Exercise prompt:
Find each line containing the string "TradingView". Copy it.

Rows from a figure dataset
►
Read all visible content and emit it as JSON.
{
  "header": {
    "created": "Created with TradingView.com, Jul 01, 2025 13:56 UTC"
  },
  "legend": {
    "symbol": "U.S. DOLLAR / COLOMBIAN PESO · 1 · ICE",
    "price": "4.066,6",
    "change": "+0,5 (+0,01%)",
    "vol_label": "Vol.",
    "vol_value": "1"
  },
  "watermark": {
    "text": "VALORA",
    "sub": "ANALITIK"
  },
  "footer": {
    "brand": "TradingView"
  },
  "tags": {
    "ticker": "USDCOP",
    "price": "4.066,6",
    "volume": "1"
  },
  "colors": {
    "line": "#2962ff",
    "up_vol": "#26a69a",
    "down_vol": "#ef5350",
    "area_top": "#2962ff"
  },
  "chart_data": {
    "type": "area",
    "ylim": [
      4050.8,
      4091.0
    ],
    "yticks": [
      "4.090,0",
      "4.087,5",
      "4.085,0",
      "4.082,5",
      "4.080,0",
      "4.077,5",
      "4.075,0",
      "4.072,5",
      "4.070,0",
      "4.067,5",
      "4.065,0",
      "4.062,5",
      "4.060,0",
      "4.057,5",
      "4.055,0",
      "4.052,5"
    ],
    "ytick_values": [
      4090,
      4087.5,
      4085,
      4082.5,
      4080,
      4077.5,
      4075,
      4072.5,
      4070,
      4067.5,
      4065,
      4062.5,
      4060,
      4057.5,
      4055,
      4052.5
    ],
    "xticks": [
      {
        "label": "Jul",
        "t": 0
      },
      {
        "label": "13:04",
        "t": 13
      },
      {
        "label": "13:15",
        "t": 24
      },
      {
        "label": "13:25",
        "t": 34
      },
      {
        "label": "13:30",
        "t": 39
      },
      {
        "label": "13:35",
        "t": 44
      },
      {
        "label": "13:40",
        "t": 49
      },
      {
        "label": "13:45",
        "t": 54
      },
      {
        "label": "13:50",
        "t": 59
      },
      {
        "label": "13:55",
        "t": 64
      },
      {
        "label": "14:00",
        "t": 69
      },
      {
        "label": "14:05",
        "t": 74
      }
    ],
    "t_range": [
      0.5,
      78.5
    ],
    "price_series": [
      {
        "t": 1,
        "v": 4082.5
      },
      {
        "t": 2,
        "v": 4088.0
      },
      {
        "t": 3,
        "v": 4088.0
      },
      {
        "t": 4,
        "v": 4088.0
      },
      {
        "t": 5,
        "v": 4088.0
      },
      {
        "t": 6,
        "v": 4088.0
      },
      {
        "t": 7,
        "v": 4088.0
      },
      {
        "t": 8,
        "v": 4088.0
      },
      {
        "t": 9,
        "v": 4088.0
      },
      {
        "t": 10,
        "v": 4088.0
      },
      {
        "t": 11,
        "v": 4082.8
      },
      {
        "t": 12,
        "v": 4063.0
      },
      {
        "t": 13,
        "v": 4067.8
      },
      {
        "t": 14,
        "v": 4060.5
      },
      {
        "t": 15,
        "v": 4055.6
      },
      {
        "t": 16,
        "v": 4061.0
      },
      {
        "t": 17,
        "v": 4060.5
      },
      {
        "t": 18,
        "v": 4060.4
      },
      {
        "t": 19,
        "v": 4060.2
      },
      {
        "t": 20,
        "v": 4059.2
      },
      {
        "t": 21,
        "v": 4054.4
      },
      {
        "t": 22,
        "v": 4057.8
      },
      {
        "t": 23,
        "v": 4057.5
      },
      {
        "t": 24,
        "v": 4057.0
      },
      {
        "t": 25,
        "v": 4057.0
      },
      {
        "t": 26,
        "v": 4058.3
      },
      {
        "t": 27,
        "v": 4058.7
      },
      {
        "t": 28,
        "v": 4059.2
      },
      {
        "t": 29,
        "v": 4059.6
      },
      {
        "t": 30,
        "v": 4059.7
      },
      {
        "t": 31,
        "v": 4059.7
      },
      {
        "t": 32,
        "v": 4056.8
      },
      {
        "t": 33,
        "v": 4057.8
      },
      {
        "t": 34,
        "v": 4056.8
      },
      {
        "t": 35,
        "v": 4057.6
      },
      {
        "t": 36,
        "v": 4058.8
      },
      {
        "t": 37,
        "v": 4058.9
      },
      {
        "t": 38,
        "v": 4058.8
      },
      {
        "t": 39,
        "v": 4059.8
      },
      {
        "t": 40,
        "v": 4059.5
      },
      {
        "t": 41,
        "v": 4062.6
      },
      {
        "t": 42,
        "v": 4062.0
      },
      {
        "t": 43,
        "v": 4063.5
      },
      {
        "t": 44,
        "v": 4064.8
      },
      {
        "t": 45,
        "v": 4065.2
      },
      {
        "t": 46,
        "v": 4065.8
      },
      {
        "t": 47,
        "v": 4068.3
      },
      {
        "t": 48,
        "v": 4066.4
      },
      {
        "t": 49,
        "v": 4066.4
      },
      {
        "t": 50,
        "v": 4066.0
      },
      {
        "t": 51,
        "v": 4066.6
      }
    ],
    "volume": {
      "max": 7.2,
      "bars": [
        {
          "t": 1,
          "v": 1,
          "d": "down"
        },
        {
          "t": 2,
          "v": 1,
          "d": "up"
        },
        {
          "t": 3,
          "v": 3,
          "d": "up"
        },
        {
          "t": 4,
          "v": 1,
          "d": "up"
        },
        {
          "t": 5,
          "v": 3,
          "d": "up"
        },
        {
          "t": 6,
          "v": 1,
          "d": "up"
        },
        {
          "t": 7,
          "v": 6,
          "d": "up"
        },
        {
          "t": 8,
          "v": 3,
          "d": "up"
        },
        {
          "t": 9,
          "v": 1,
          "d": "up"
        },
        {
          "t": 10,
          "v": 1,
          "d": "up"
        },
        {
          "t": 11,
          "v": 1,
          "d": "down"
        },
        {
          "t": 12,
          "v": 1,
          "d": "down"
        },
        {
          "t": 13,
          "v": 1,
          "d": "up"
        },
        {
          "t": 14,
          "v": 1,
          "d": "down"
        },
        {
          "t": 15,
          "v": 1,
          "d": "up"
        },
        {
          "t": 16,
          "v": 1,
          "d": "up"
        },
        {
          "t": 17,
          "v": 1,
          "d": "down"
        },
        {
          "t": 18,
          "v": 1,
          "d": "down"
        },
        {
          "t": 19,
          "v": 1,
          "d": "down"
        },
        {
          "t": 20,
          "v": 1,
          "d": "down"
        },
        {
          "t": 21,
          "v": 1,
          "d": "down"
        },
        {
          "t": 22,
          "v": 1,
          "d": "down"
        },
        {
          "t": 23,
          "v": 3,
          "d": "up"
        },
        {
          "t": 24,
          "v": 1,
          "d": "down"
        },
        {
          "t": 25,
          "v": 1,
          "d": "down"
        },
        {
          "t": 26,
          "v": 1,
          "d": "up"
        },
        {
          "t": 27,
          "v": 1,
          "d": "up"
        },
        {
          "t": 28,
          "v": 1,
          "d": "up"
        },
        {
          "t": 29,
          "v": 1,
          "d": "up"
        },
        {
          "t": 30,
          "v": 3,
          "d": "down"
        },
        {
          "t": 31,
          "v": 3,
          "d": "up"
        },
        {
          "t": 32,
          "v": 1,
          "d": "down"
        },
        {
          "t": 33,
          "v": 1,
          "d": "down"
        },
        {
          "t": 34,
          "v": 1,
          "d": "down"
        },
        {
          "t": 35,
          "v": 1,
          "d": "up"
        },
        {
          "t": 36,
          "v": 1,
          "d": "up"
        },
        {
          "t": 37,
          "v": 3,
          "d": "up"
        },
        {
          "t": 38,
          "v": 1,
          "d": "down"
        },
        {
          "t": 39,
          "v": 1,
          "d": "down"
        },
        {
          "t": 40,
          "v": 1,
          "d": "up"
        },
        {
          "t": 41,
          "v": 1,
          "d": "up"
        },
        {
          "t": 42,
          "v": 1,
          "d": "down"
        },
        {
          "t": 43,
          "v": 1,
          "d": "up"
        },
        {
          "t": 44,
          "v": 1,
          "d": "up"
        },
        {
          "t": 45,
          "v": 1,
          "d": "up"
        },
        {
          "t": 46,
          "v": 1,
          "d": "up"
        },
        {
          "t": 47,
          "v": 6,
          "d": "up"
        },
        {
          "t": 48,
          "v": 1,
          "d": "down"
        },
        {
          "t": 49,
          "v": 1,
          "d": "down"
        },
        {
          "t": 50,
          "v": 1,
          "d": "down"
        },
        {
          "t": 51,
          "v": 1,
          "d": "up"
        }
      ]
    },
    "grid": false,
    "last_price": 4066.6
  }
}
◄
Result of this exercise:
    "created": "Created with TradingView.com, Jul 01, 2025 13:56 UTC"
    "brand": "TradingView"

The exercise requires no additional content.